(begin)

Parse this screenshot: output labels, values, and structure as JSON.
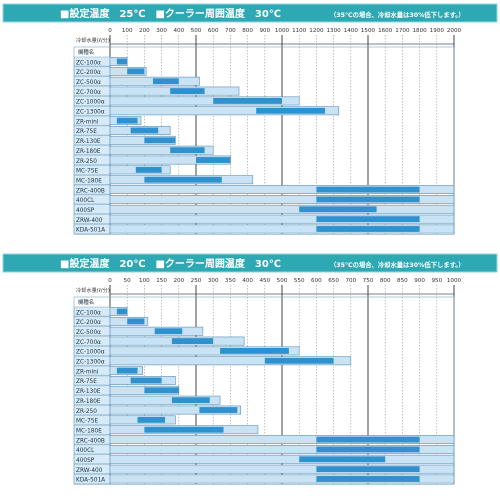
{
  "colors": {
    "header_bg": "#2ea9b4",
    "header_border": "#8fd6dc",
    "capacity_light": "#c9e3f5",
    "capacity_dark": "#2f92cf",
    "bar_border": "#5a8fb6",
    "label_bg": "#d6ebf7",
    "grid": "#999999"
  },
  "chart_data": [
    {
      "type": "bar",
      "orientation": "horizontal",
      "title": "■設定温度　25℃　■クーラー周囲温度　30℃",
      "note": "（35℃の場合、冷却水量は30%低下します。）",
      "xlabel": "冷却水量(ℓ/分)",
      "row_header": "機種名",
      "xlim": [
        0,
        2000
      ],
      "ticks": [
        0,
        100,
        200,
        300,
        400,
        500,
        600,
        700,
        800,
        900,
        1000,
        1100,
        1200,
        1300,
        1400,
        1500,
        1600,
        1700,
        1800,
        1900,
        2000
      ],
      "grid": "vertical dotted, solid every 500",
      "categories": [
        "ZC-100α",
        "ZC-200α",
        "ZC-500α",
        "ZC-700α",
        "ZC-1000α",
        "ZC-1300α",
        "ZR-mini",
        "ZR-75E",
        "ZR-130E",
        "ZR-180E",
        "ZR-250",
        "MC-75E",
        "MC-180E",
        "ZRC-400B",
        "400CL",
        "400SP",
        "ZRW-400",
        "KDA-501A"
      ],
      "series": [
        {
          "role": "capacity_range",
          "values": [
            [
              0,
              100
            ],
            [
              0,
              210
            ],
            [
              0,
              520
            ],
            [
              0,
              750
            ],
            [
              0,
              1100
            ],
            [
              0,
              1330
            ],
            [
              0,
              180
            ],
            [
              0,
              350
            ],
            [
              0,
              380
            ],
            [
              0,
              600
            ],
            [
              0,
              700
            ],
            [
              0,
              350
            ],
            [
              0,
              830
            ],
            [
              0,
              2000
            ],
            [
              0,
              2000
            ],
            [
              0,
              2000
            ],
            [
              0,
              2000
            ],
            [
              0,
              2000
            ]
          ]
        },
        {
          "role": "recommended_range",
          "values": [
            [
              40,
              100
            ],
            [
              100,
              200
            ],
            [
              250,
              400
            ],
            [
              350,
              550
            ],
            [
              600,
              1000
            ],
            [
              850,
              1250
            ],
            [
              40,
              160
            ],
            [
              120,
              280
            ],
            [
              200,
              380
            ],
            [
              350,
              550
            ],
            [
              500,
              700
            ],
            [
              150,
              300
            ],
            [
              200,
              650
            ],
            [
              1200,
              1800
            ],
            [
              1200,
              1800
            ],
            [
              1100,
              1550
            ],
            [
              1200,
              1800
            ],
            [
              1200,
              1800
            ]
          ]
        }
      ]
    },
    {
      "type": "bar",
      "orientation": "horizontal",
      "title": "■設定温度　20℃　■クーラー周囲温度　30℃",
      "note": "（35℃の場合、冷却水量は30%低下します。）",
      "xlabel": "冷却水量(ℓ/分)",
      "row_header": "機種名",
      "xlim": [
        0,
        1000
      ],
      "ticks": [
        0,
        50,
        100,
        150,
        200,
        250,
        300,
        350,
        400,
        450,
        500,
        550,
        600,
        650,
        700,
        750,
        800,
        850,
        900,
        950,
        1000
      ],
      "grid": "vertical dotted, solid every 250",
      "categories": [
        "ZC-100α",
        "ZC-200α",
        "ZC-500α",
        "ZC-700α",
        "ZC-1000α",
        "ZC-1300α",
        "ZR-mini",
        "ZR-75E",
        "ZR-130E",
        "ZR-180E",
        "ZR-250",
        "MC-75E",
        "MC-180E",
        "ZRC-400B",
        "400CL",
        "400SP",
        "ZRW-400",
        "KDA-501A"
      ],
      "series": [
        {
          "role": "capacity_range",
          "values": [
            [
              0,
              50
            ],
            [
              0,
              110
            ],
            [
              0,
              270
            ],
            [
              0,
              390
            ],
            [
              0,
              550
            ],
            [
              0,
              700
            ],
            [
              0,
              95
            ],
            [
              0,
              190
            ],
            [
              0,
              200
            ],
            [
              0,
              320
            ],
            [
              0,
              380
            ],
            [
              0,
              190
            ],
            [
              0,
              430
            ],
            [
              0,
              1000
            ],
            [
              0,
              1000
            ],
            [
              0,
              1000
            ],
            [
              0,
              1000
            ],
            [
              0,
              1000
            ]
          ]
        },
        {
          "role": "recommended_range",
          "values": [
            [
              20,
              50
            ],
            [
              50,
              100
            ],
            [
              130,
              210
            ],
            [
              180,
              300
            ],
            [
              320,
              520
            ],
            [
              450,
              650
            ],
            [
              20,
              80
            ],
            [
              60,
              150
            ],
            [
              100,
              200
            ],
            [
              180,
              290
            ],
            [
              260,
              370
            ],
            [
              80,
              160
            ],
            [
              100,
              330
            ],
            [
              600,
              900
            ],
            [
              600,
              900
            ],
            [
              550,
              800
            ],
            [
              600,
              900
            ],
            [
              600,
              900
            ]
          ]
        }
      ]
    }
  ]
}
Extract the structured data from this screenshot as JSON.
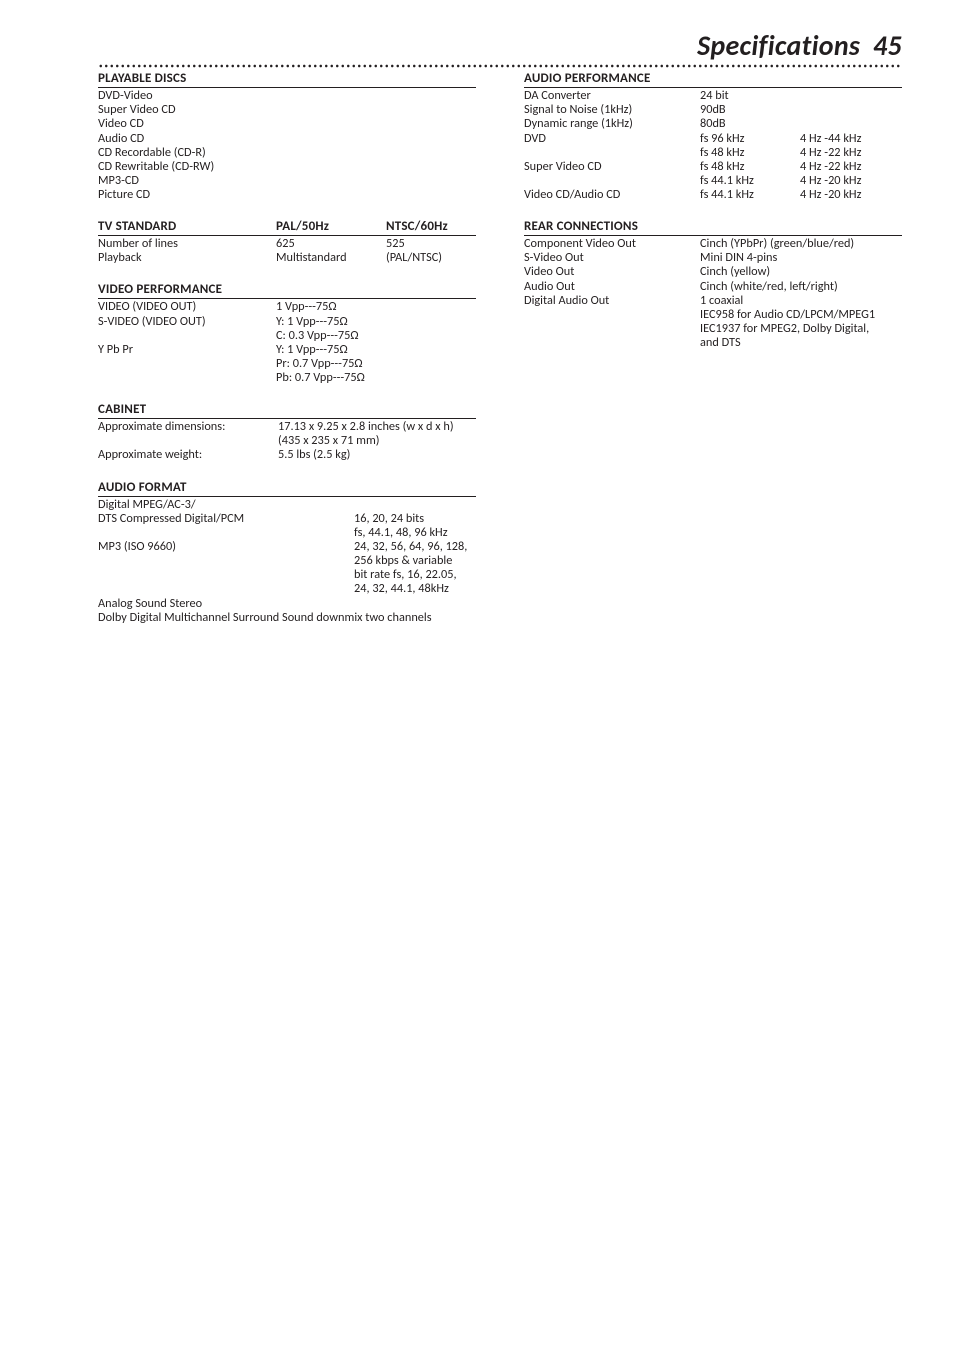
{
  "header": {
    "title": "Specifications",
    "page_number": "45"
  },
  "playable_discs": {
    "heading": "PLAYABLE DISCS",
    "items": [
      "DVD-Video",
      "Super Video CD",
      "Video CD",
      "Audio CD",
      "CD Recordable (CD-R)",
      "CD Rewritable (CD-RW)",
      "MP3-CD",
      "Picture CD"
    ]
  },
  "audio_performance": {
    "heading": "AUDIO PERFORMANCE",
    "rows": [
      {
        "a": "DA Converter",
        "b": "24 bit",
        "c": ""
      },
      {
        "a": "Signal to Noise (1kHz)",
        "b": "90dB",
        "c": ""
      },
      {
        "a": "Dynamic range (1kHz)",
        "b": "80dB",
        "c": ""
      },
      {
        "a": "DVD",
        "b": "fs 96 kHz",
        "c": "4 Hz -44 kHz"
      },
      {
        "a": "",
        "b": "fs 48 kHz",
        "c": "4 Hz -22 kHz"
      },
      {
        "a": "Super Video CD",
        "b": "fs 48 kHz",
        "c": "4 Hz -22 kHz"
      },
      {
        "a": "",
        "b": "fs 44.1 kHz",
        "c": "4 Hz -20 kHz"
      },
      {
        "a": "Video CD/Audio CD",
        "b": "fs 44.1 kHz",
        "c": "4 Hz -20 kHz"
      }
    ]
  },
  "tv_standard": {
    "heading": "TV STANDARD",
    "col2": "PAL/50Hz",
    "col3": "NTSC/60Hz",
    "rows": [
      {
        "a": "Number of lines",
        "b": "625",
        "c": "525"
      },
      {
        "a": "Playback",
        "b": "Multistandard",
        "c": "(PAL/NTSC)"
      }
    ]
  },
  "rear_connections": {
    "heading": "REAR CONNECTIONS",
    "rows": [
      {
        "a": "Component Video Out",
        "b": "Cinch (YPbPr) (green/blue/red)"
      },
      {
        "a": "S-Video Out",
        "b": "Mini DIN 4-pins"
      },
      {
        "a": "Video Out",
        "b": "Cinch (yellow)"
      },
      {
        "a": "Audio Out",
        "b": "Cinch (white/red, left/right)"
      },
      {
        "a": "Digital Audio Out",
        "b": "1 coaxial"
      },
      {
        "a": "",
        "b": "IEC958 for Audio CD/LPCM/MPEG1"
      },
      {
        "a": "",
        "b": "IEC1937 for MPEG2, Dolby Digital,"
      },
      {
        "a": "",
        "b": "and DTS"
      }
    ]
  },
  "video_performance": {
    "heading": "VIDEO PERFORMANCE",
    "rows": [
      {
        "a": "VIDEO (VIDEO OUT)",
        "b": "1 Vpp---75Ω"
      },
      {
        "a": "S-VIDEO (VIDEO OUT)",
        "b": "Y: 1 Vpp---75Ω"
      },
      {
        "a": "",
        "b": "C: 0.3 Vpp---75Ω"
      },
      {
        "a": "Y Pb Pr",
        "b": "Y: 1 Vpp---75Ω"
      },
      {
        "a": "",
        "b": "Pr: 0.7 Vpp---75Ω"
      },
      {
        "a": "",
        "b": "Pb: 0.7 Vpp---75Ω"
      }
    ]
  },
  "cabinet": {
    "heading": "CABINET",
    "rows": [
      {
        "a": "Approximate dimensions:",
        "b": "17.13 x 9.25 x 2.8 inches (w x d x h)"
      },
      {
        "a": "",
        "b": "(435 x 235 x 71 mm)"
      },
      {
        "a": "Approximate weight:",
        "b": "5.5 lbs (2.5 kg)"
      }
    ]
  },
  "audio_format": {
    "heading": "AUDIO FORMAT",
    "rows": [
      {
        "a": "Digital MPEG/AC-3/",
        "b": ""
      },
      {
        "a": "DTS Compressed Digital/PCM",
        "b": "16, 20, 24 bits"
      },
      {
        "a": "",
        "b": "fs, 44.1, 48, 96 kHz"
      },
      {
        "a": "MP3 (ISO 9660)",
        "b": "24, 32, 56, 64, 96, 128,"
      },
      {
        "a": "",
        "b": "256 kbps & variable"
      },
      {
        "a": "",
        "b": "bit rate fs, 16, 22.05,"
      },
      {
        "a": "",
        "b": "24, 32, 44.1, 48kHz"
      }
    ],
    "footer": [
      "Analog Sound Stereo",
      "Dolby Digital Multichannel Surround Sound downmix two channels"
    ]
  }
}
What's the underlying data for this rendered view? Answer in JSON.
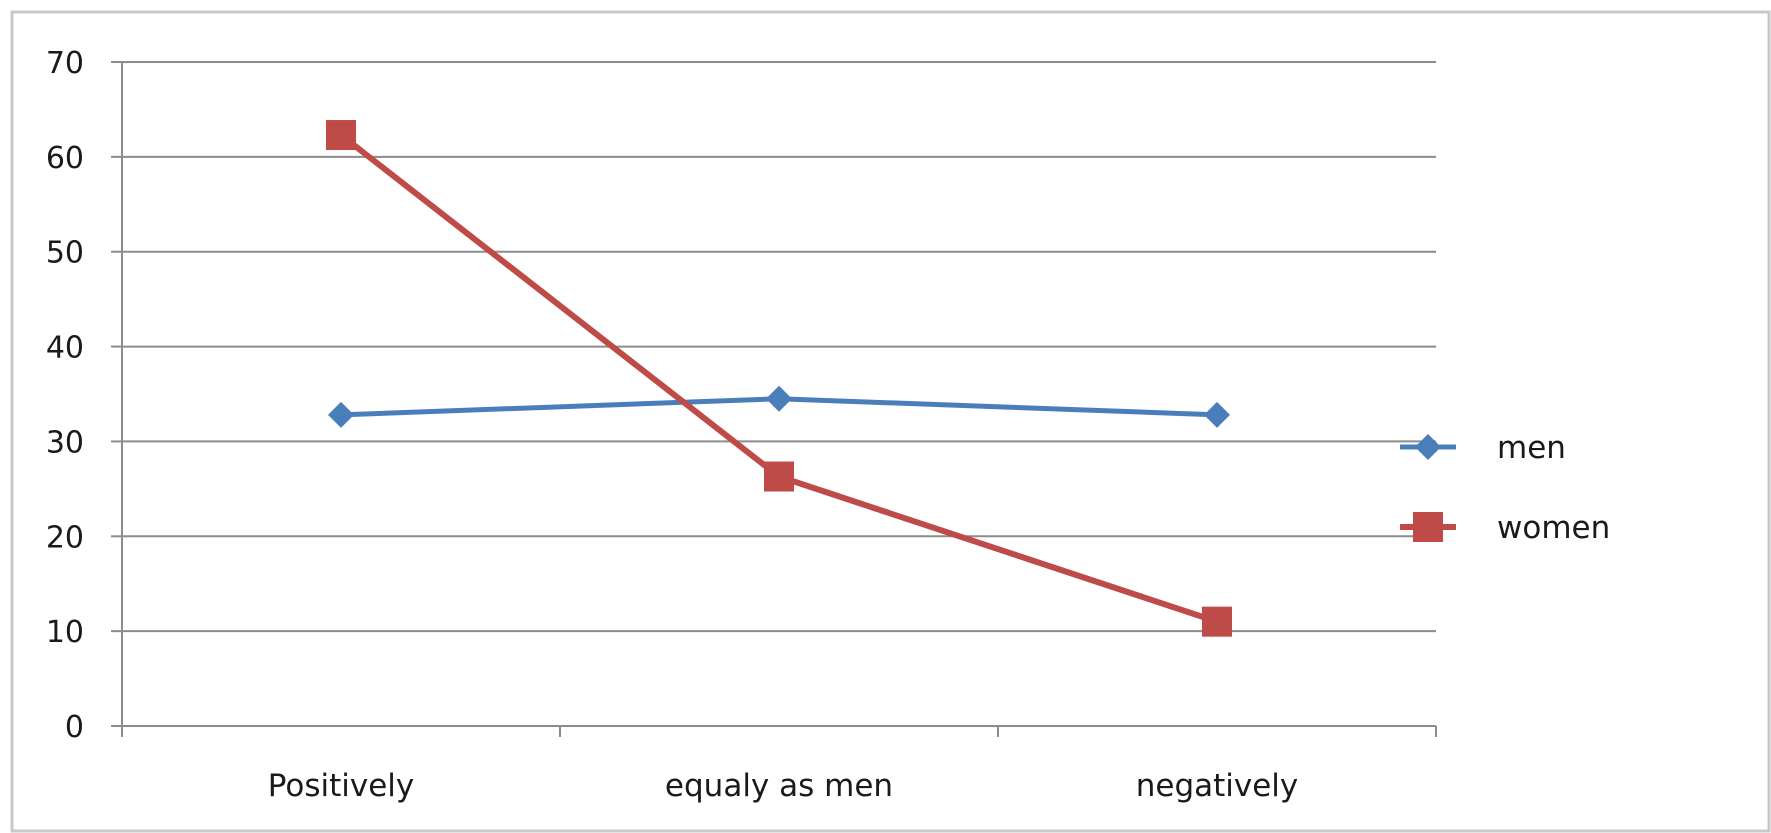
{
  "chart_data": {
    "type": "line",
    "title": "",
    "xlabel": "",
    "ylabel": "",
    "categories": [
      "Positively",
      "equaly as men",
      "negatively"
    ],
    "ylim": [
      0,
      70
    ],
    "yticks": [
      0,
      10,
      20,
      30,
      40,
      50,
      60,
      70
    ],
    "grid": true,
    "legend_position": "right",
    "series": [
      {
        "name": "men",
        "values": [
          32.8,
          34.5,
          32.8
        ],
        "color": "#4a7ebb",
        "marker": "diamond"
      },
      {
        "name": "women",
        "values": [
          62.3,
          26.3,
          11.0
        ],
        "color": "#be4b48",
        "marker": "square"
      }
    ]
  }
}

(end)

Directions:
With pictures left out, extract the lines from the one containing "What's the underlying" to the end of the material above, both included, exactly as written.

Answer in full:
What's the underlying data for this rendered view? Answer in JSON.
{
  "chart_data": {
    "type": "line",
    "title": "",
    "xlabel": "",
    "ylabel": "",
    "categories": [
      "Positively",
      "equaly as men",
      "negatively"
    ],
    "ylim": [
      0,
      70
    ],
    "yticks": [
      0,
      10,
      20,
      30,
      40,
      50,
      60,
      70
    ],
    "grid": true,
    "legend_position": "right",
    "series": [
      {
        "name": "men",
        "values": [
          32.8,
          34.5,
          32.8
        ],
        "color": "#4a7ebb",
        "marker": "diamond"
      },
      {
        "name": "women",
        "values": [
          62.3,
          26.3,
          11.0
        ],
        "color": "#be4b48",
        "marker": "square"
      }
    ]
  }
}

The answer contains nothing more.